• REQUIREMENT: Gather all lines containing the string "Μπουγά" and copy them out.

◆ ◆ ◆ ◆

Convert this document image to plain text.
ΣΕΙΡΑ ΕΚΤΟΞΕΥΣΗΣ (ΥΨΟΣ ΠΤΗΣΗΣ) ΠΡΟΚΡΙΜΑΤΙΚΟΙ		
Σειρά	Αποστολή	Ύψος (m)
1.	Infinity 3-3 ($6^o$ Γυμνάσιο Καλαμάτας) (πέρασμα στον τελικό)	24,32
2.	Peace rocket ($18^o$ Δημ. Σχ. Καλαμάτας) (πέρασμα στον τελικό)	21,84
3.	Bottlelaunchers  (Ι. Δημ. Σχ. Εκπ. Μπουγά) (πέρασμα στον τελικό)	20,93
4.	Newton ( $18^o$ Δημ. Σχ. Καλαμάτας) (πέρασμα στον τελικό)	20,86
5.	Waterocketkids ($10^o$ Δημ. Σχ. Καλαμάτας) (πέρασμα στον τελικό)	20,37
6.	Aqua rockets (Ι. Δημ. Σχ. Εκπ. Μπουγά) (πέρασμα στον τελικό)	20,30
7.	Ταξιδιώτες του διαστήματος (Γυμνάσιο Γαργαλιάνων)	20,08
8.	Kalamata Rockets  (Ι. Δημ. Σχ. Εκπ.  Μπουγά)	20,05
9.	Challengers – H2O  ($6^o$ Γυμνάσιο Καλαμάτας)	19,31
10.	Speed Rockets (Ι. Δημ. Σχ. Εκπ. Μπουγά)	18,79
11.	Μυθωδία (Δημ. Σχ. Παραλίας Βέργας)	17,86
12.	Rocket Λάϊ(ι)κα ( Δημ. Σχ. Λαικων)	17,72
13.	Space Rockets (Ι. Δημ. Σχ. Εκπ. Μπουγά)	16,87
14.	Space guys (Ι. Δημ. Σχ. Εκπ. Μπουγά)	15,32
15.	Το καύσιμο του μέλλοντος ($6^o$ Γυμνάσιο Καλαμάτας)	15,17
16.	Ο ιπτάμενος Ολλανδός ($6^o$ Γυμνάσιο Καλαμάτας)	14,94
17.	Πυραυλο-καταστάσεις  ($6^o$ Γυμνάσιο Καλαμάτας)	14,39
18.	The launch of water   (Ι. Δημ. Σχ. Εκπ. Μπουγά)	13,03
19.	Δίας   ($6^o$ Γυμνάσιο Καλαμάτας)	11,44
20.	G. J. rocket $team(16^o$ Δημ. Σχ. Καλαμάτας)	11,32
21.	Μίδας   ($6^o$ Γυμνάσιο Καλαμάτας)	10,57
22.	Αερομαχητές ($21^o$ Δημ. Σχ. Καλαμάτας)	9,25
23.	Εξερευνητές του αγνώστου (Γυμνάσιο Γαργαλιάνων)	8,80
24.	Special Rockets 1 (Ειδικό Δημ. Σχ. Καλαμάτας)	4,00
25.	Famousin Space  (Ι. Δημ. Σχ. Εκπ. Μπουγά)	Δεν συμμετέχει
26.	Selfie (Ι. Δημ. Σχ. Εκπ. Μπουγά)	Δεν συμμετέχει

◆ ◆ ◆ ◆

• SOLUTION:
3.	Bottlelaunchers  (Ι. Δημ. Σχ. Εκπ. Μπουγά) (πέρασμα στον τελικό)	20,93
6.	Aqua rockets (Ι. Δημ. Σχ. Εκπ. Μπουγά) (πέρασμα στον τελικό)	20,30
8.	Kalamata Rockets  (Ι. Δημ. Σχ. Εκπ.  Μπουγά)	20,05
10.	Speed Rockets (Ι. Δημ. Σχ. Εκπ. Μπουγά)	18,79
13.	Space Rockets (Ι. Δημ. Σχ. Εκπ. Μπουγά)	16,87
14.	Space guys (Ι. Δημ. Σχ. Εκπ. Μπουγά)	15,32
18.	The launch of water   (Ι. Δημ. Σχ. Εκπ. Μπουγά)	13,03
25.	Famousin Space  (Ι. Δημ. Σχ. Εκπ. Μπουγά)	Δεν συμμετέχει
26.	Selfie (Ι. Δημ. Σχ. Εκπ. Μπουγά)	Δεν συμμετέχει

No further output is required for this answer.